#### TASK OBJECTIVE:
Each record must be retyped in full. No character may differ.

#### DATASET RECORDS:
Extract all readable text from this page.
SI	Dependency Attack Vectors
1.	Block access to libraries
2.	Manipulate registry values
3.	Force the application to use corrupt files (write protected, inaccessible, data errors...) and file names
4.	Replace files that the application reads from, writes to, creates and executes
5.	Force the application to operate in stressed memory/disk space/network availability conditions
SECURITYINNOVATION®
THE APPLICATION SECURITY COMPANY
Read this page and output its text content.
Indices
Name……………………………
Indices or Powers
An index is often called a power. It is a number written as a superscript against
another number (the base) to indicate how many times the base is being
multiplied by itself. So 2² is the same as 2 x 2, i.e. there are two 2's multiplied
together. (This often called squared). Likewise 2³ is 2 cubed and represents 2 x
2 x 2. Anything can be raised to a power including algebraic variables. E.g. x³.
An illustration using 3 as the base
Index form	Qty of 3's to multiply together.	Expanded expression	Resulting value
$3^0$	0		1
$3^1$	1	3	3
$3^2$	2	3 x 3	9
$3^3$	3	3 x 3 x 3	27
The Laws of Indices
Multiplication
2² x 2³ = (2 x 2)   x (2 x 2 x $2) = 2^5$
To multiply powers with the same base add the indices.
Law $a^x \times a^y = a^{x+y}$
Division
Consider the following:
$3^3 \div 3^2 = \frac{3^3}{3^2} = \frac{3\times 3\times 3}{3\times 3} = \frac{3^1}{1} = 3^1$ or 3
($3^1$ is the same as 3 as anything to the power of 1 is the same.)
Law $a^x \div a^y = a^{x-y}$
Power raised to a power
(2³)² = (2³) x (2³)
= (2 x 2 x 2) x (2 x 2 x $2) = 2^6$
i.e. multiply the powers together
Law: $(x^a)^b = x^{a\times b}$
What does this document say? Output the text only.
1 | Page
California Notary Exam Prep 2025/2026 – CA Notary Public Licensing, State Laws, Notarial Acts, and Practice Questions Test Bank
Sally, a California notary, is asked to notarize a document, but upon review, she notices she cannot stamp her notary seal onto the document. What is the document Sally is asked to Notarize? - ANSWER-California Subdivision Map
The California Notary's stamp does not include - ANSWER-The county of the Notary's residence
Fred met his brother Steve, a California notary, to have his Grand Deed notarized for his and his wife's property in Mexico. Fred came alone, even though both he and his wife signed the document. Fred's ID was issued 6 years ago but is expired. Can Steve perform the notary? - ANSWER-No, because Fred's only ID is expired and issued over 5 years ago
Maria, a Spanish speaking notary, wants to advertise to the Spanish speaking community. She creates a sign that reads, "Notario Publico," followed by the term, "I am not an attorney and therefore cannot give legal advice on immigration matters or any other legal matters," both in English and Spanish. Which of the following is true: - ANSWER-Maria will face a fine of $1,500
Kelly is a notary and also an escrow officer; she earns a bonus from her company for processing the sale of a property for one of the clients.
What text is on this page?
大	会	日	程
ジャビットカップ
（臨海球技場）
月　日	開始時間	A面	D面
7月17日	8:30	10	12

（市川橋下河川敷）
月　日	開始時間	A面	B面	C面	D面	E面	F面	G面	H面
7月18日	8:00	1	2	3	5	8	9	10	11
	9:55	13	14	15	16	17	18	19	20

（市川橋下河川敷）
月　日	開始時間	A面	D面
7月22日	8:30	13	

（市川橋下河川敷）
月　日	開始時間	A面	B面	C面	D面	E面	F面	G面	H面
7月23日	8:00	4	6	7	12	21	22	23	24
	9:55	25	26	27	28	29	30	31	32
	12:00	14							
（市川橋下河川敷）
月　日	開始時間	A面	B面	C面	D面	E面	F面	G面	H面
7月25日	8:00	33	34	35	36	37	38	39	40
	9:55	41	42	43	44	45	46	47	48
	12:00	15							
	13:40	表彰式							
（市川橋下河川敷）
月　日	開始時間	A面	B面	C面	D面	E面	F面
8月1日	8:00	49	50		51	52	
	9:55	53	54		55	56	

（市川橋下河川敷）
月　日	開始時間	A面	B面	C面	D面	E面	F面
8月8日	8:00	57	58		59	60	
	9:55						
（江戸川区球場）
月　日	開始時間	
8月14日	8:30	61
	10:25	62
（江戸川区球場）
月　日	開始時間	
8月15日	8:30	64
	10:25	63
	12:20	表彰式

#### WRITTEN ANSWER:
Extract all readable text from this page.
SI	Dependency Attack Vectors
1.	Block access to libraries
2.	Manipulate registry values
3.	Force the application to use corrupt files (write protected, inaccessible, data errors...) and file names
4.	Replace files that the application reads from, writes to, creates and executes
5.	Force the application to operate in stressed memory/disk space/network availability conditions
SECURITYINNOVATION®
THE APPLICATION SECURITY COMPANY
Read this page and output its text content.
Indices
Name……………………………
Indices or Powers
An index is often called a power. It is a number written as a superscript against
another number (the base) to indicate how many times the base is being
multiplied by itself. So 2² is the same as 2 x 2, i.e. there are two 2's multiplied
together. (This often called squared). Likewise 2³ is 2 cubed and represents 2 x
2 x 2. Anything can be raised to a power including algebraic variables. E.g. x³.
An illustration using 3 as the base
Index form	Qty of 3's to multiply together.	Expanded expression	Resulting value
$3^0$	0		1
$3^1$	1	3	3
$3^2$	2	3 x 3	9
$3^3$	3	3 x 3 x 3	27
The Laws of Indices
Multiplication
2² x 2³ = (2 x 2)   x (2 x 2 x $2) = 2^5$
To multiply powers with the same base add the indices.
Law $a^x \times a^y = a^{x+y}$
Division
Consider the following:
$3^3 \div 3^2 = \frac{3^3}{3^2} = \frac{3\times 3\times 3}{3\times 3} = \frac{3^1}{1} = 3^1$ or 3
($3^1$ is the same as 3 as anything to the power of 1 is the same.)
Law $a^x \div a^y = a^{x-y}$
Power raised to a power
(2³)² = (2³) x (2³)
= (2 x 2 x 2) x (2 x 2 x $2) = 2^6$
i.e. multiply the powers together
Law: $(x^a)^b = x^{a\times b}$
What does this document say? Output the text only.
1 | Page
California Notary Exam Prep 2025/2026 – CA Notary Public Licensing, State Laws, Notarial Acts, and Practice Questions Test Bank
Sally, a California notary, is asked to notarize a document, but upon review, she notices she cannot stamp her notary seal onto the document. What is the document Sally is asked to Notarize? - ANSWER-California Subdivision Map
The California Notary's stamp does not include - ANSWER-The county of the Notary's residence
Fred met his brother Steve, a California notary, to have his Grand Deed notarized for his and his wife's property in Mexico. Fred came alone, even though both he and his wife signed the document. Fred's ID was issued 6 years ago but is expired. Can Steve perform the notary? - ANSWER-No, because Fred's only ID is expired and issued over 5 years ago
Maria, a Spanish speaking notary, wants to advertise to the Spanish speaking community. She creates a sign that reads, "Notario Publico," followed by the term, "I am not an attorney and therefore cannot give legal advice on immigration matters or any other legal matters," both in English and Spanish. Which of the following is true: - ANSWER-Maria will face a fine of $1,500
Kelly is a notary and also an escrow officer; she earns a bonus from her company for processing the sale of a property for one of the clients.
What text is on this page?
大	会	日	程
ジャビットカップ
（臨海球技場）
月　日	開始時間	A面	D面
7月17日	8:30	10	12

（市川橋下河川敷）
月　日	開始時間	A面	B面	C面	D面	E面	F面	G面	H面
7月18日	8:00	1	2	3	5	8	9	10	11
	9:55	13	14	15	16	17	18	19	20

（市川橋下河川敷）
月　日	開始時間	A面	D面
7月22日	8:30	13	

（市川橋下河川敷）
月　日	開始時間	A面	B面	C面	D面	E面	F面	G面	H面
7月23日	8:00	4	6	7	12	21	22	23	24
	9:55	25	26	27	28	29	30	31	32
	12:00	14							
（市川橋下河川敷）
月　日	開始時間	A面	B面	C面	D面	E面	F面	G面	H面
7月25日	8:00	33	34	35	36	37	38	39	40
	9:55	41	42	43	44	45	46	47	48
	12:00	15							
	13:40	表彰式							
（市川橋下河川敷）
月　日	開始時間	A面	B面	C面	D面	E面	F面
8月1日	8:00	49	50		51	52	
	9:55	53	54		55	56	

（市川橋下河川敷）
月　日	開始時間	A面	B面	C面	D面	E面	F面
8月8日	8:00	57	58		59	60	
	9:55						
（江戸川区球場）
月　日	開始時間	
8月14日	8:30	61
	10:25	62
（江戸川区球場）
月　日	開始時間	
8月15日	8:30	64
	10:25	63
	12:20	表彰式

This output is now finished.